## begin

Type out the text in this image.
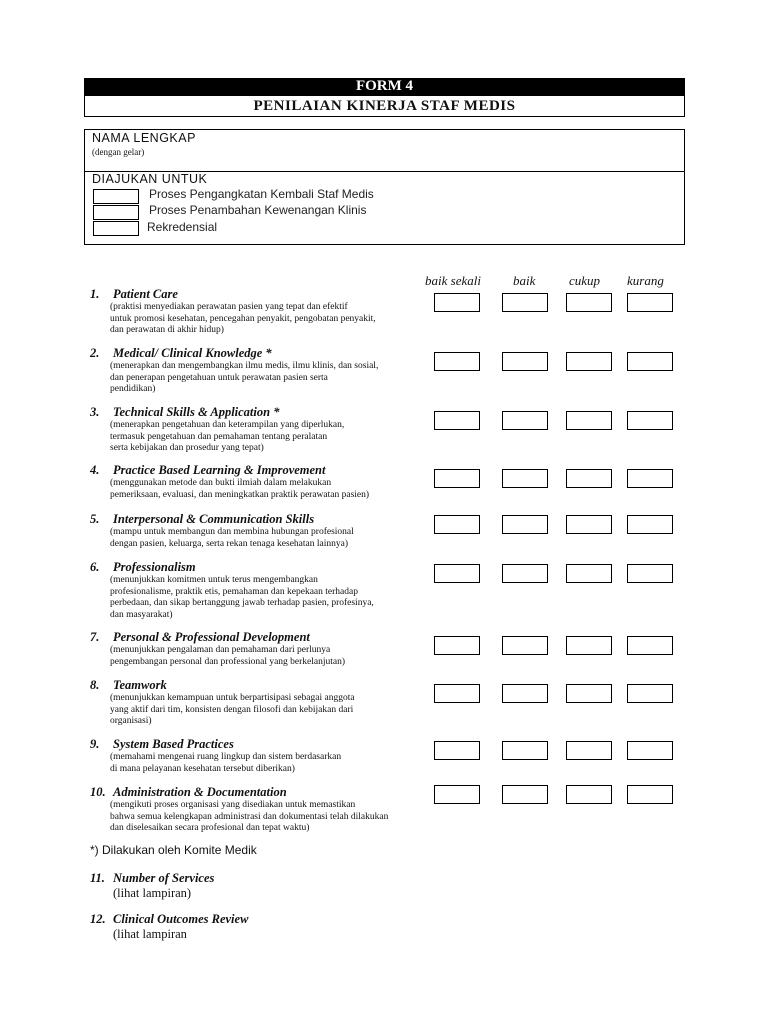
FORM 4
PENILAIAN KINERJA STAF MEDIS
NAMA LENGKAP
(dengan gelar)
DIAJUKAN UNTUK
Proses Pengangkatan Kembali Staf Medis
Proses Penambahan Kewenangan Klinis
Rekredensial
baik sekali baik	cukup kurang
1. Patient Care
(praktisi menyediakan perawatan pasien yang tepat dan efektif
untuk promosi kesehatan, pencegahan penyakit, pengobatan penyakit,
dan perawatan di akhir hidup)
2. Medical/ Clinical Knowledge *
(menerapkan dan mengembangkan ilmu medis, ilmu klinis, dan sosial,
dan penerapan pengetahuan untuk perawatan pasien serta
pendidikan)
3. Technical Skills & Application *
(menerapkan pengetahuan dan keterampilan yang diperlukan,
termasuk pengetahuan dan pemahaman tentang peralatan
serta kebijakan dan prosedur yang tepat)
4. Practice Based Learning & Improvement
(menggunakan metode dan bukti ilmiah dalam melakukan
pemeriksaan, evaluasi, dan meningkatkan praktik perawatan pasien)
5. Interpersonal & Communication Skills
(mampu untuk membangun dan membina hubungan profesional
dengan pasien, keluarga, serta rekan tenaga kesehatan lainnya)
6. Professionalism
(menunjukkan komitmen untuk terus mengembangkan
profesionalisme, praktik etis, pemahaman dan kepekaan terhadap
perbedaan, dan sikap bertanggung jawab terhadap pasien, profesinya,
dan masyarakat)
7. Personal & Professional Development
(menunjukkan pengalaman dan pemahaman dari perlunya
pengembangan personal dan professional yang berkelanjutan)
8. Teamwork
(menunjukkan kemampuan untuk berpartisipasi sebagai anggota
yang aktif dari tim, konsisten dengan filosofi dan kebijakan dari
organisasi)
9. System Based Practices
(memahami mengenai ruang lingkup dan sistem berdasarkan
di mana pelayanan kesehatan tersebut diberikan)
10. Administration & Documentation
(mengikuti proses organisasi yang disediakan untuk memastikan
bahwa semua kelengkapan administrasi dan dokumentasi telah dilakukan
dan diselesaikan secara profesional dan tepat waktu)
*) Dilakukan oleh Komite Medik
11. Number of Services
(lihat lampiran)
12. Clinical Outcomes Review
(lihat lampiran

## end

Skip the pictures and print each record exactly as it stands.

Type out the text in this image.
FORM 4
PENILAIAN KINERJA STAF MEDIS
NAMA LENGKAP
(dengan gelar)
DIAJUKAN UNTUK
Proses Pengangkatan Kembali Staf Medis
Proses Penambahan Kewenangan Klinis
Rekredensial
baik sekali baik	cukup kurang
1. Patient Care
(praktisi menyediakan perawatan pasien yang tepat dan efektif
untuk promosi kesehatan, pencegahan penyakit, pengobatan penyakit,
dan perawatan di akhir hidup)
2. Medical/ Clinical Knowledge *
(menerapkan dan mengembangkan ilmu medis, ilmu klinis, dan sosial,
dan penerapan pengetahuan untuk perawatan pasien serta
pendidikan)
3. Technical Skills & Application *
(menerapkan pengetahuan dan keterampilan yang diperlukan,
termasuk pengetahuan dan pemahaman tentang peralatan
serta kebijakan dan prosedur yang tepat)
4. Practice Based Learning & Improvement
(menggunakan metode dan bukti ilmiah dalam melakukan
pemeriksaan, evaluasi, dan meningkatkan praktik perawatan pasien)
5. Interpersonal & Communication Skills
(mampu untuk membangun dan membina hubungan profesional
dengan pasien, keluarga, serta rekan tenaga kesehatan lainnya)
6. Professionalism
(menunjukkan komitmen untuk terus mengembangkan
profesionalisme, praktik etis, pemahaman dan kepekaan terhadap
perbedaan, dan sikap bertanggung jawab terhadap pasien, profesinya,
dan masyarakat)
7. Personal & Professional Development
(menunjukkan pengalaman dan pemahaman dari perlunya
pengembangan personal dan professional yang berkelanjutan)
8. Teamwork
(menunjukkan kemampuan untuk berpartisipasi sebagai anggota
yang aktif dari tim, konsisten dengan filosofi dan kebijakan dari
organisasi)
9. System Based Practices
(memahami mengenai ruang lingkup dan sistem berdasarkan
di mana pelayanan kesehatan tersebut diberikan)
10. Administration & Documentation
(mengikuti proses organisasi yang disediakan untuk memastikan
bahwa semua kelengkapan administrasi dan dokumentasi telah dilakukan
dan diselesaikan secara profesional dan tepat waktu)
*) Dilakukan oleh Komite Medik
11. Number of Services
(lihat lampiran)
12. Clinical Outcomes Review
(lihat lampiran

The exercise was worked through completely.